Reproduce each line of the entries that carries "page".

= = =

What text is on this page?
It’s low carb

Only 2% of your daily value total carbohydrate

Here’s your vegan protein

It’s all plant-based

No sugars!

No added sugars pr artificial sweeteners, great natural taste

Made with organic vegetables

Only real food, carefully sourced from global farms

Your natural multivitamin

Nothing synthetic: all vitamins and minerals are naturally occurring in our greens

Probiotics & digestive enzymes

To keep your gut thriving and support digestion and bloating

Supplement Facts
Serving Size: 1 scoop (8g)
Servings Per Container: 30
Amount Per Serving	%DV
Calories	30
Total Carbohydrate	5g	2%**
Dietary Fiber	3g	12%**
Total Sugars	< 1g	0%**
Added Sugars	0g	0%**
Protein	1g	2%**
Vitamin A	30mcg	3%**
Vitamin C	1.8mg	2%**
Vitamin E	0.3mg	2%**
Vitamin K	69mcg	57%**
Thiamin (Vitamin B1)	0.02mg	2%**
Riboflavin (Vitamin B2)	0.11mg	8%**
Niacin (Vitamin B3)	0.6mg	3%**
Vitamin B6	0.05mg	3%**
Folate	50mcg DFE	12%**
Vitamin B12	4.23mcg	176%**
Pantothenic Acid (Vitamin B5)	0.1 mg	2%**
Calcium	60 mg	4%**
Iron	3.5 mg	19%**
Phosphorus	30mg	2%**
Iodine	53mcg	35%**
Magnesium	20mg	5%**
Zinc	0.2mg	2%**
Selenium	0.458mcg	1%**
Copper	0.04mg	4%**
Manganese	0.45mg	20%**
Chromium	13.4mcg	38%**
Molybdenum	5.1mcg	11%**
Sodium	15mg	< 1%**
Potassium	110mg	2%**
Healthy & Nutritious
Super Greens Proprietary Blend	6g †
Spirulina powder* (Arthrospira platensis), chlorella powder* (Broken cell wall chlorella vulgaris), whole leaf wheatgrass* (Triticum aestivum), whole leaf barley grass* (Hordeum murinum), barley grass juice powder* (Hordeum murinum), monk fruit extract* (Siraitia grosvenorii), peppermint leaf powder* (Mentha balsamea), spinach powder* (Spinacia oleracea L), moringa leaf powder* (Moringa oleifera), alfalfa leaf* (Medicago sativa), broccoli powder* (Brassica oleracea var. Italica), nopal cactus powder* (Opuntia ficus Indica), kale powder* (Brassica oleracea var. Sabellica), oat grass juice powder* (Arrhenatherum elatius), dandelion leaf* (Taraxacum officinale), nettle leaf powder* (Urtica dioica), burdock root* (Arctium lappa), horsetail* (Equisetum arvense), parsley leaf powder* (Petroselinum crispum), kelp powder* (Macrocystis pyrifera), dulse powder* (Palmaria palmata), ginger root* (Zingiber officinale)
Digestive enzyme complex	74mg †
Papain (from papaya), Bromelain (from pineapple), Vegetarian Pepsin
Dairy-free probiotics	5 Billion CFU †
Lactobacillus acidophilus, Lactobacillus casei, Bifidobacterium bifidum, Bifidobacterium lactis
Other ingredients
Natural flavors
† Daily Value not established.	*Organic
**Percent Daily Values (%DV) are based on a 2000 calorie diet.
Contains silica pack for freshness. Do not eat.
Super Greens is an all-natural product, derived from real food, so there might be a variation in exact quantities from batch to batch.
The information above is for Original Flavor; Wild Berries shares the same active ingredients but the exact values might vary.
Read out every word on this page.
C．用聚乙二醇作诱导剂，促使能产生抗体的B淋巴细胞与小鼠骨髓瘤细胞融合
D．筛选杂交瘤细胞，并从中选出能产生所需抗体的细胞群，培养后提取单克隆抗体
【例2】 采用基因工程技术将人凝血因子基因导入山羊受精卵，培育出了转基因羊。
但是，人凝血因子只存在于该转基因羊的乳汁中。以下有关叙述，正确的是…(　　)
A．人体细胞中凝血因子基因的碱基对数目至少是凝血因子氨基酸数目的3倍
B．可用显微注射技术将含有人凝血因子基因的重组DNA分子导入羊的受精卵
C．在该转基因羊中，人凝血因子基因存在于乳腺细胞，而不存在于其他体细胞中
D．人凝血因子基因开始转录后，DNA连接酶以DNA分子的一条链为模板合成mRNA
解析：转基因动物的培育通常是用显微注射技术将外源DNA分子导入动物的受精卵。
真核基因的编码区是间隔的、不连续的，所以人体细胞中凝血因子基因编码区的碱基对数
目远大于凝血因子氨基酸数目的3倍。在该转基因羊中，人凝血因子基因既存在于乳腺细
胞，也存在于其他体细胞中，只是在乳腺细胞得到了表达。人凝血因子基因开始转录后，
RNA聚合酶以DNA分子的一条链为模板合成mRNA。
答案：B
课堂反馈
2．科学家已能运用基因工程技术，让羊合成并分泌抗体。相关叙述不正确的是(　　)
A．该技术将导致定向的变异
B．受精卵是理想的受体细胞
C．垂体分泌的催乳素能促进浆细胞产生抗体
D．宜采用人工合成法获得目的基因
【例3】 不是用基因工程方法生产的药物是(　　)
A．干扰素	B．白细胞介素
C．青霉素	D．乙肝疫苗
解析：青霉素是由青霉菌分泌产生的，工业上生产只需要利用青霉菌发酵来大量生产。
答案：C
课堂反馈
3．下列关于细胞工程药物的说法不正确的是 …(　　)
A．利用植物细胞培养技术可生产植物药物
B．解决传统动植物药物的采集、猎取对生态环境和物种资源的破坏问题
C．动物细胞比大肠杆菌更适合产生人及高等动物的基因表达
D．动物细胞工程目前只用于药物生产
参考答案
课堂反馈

= = =

Written solution.
What text is on this page?
Read out every word on this page.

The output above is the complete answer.